• [TASK]:
Return the count of lines with the string "name" in them, and nothing else.

*****

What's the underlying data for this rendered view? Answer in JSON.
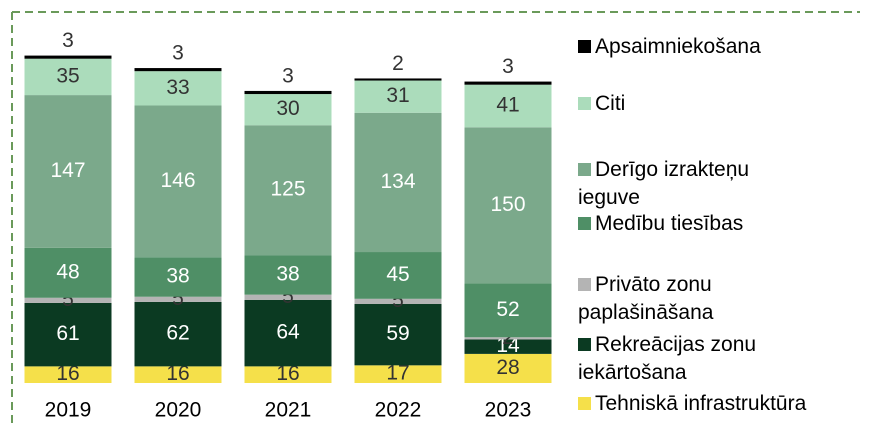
{
  "chart_data": {
    "type": "stacked_bar",
    "categories": [
      "2019",
      "2020",
      "2021",
      "2022",
      "2023"
    ],
    "series": [
      {
        "name": "Tehniskā infrastruktūra",
        "color": "#f5e04a",
        "values": [
          16,
          16,
          16,
          17,
          28
        ]
      },
      {
        "name": "Rekreācijas zonu iekārtošana",
        "color": "#0b3a22",
        "values": [
          61,
          62,
          64,
          59,
          14
        ]
      },
      {
        "name": "Privāto zonu paplašināšana",
        "color": "#b4b4b4",
        "values": [
          5,
          5,
          5,
          5,
          2
        ]
      },
      {
        "name": "Medību tiesības",
        "color": "#4f8f66",
        "values": [
          48,
          38,
          38,
          45,
          52
        ]
      },
      {
        "name": "Derīgo izrakteņu ieguve",
        "color": "#7ba98b",
        "values": [
          147,
          146,
          125,
          134,
          150
        ]
      },
      {
        "name": "Citi",
        "color": "#abdcbb",
        "values": [
          35,
          33,
          30,
          31,
          41
        ]
      },
      {
        "name": "Apsaimniekošana",
        "color": "#000000",
        "values": [
          3,
          3,
          3,
          2,
          3
        ]
      }
    ],
    "ylim": [
      0,
      330
    ]
  }
}
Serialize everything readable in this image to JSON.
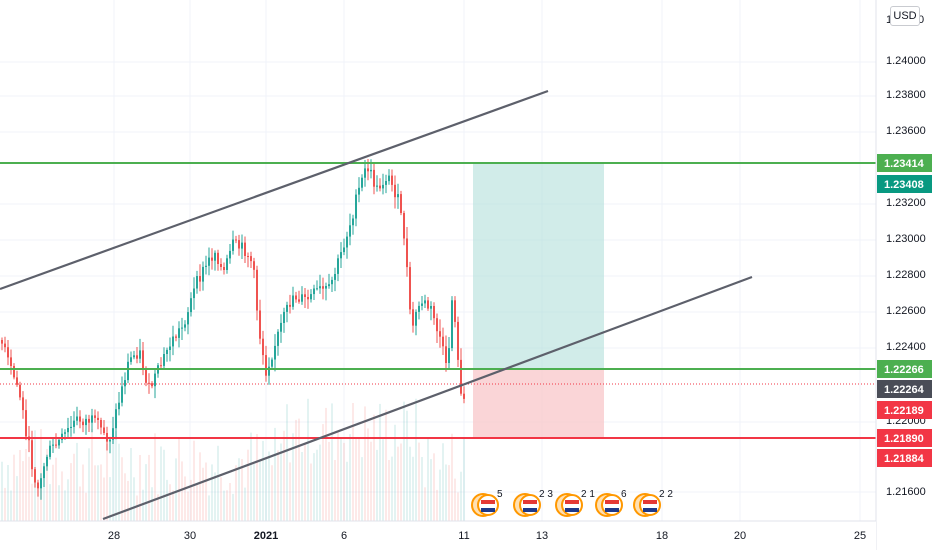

*****

• [RESULT FOR THIS TASK]:
7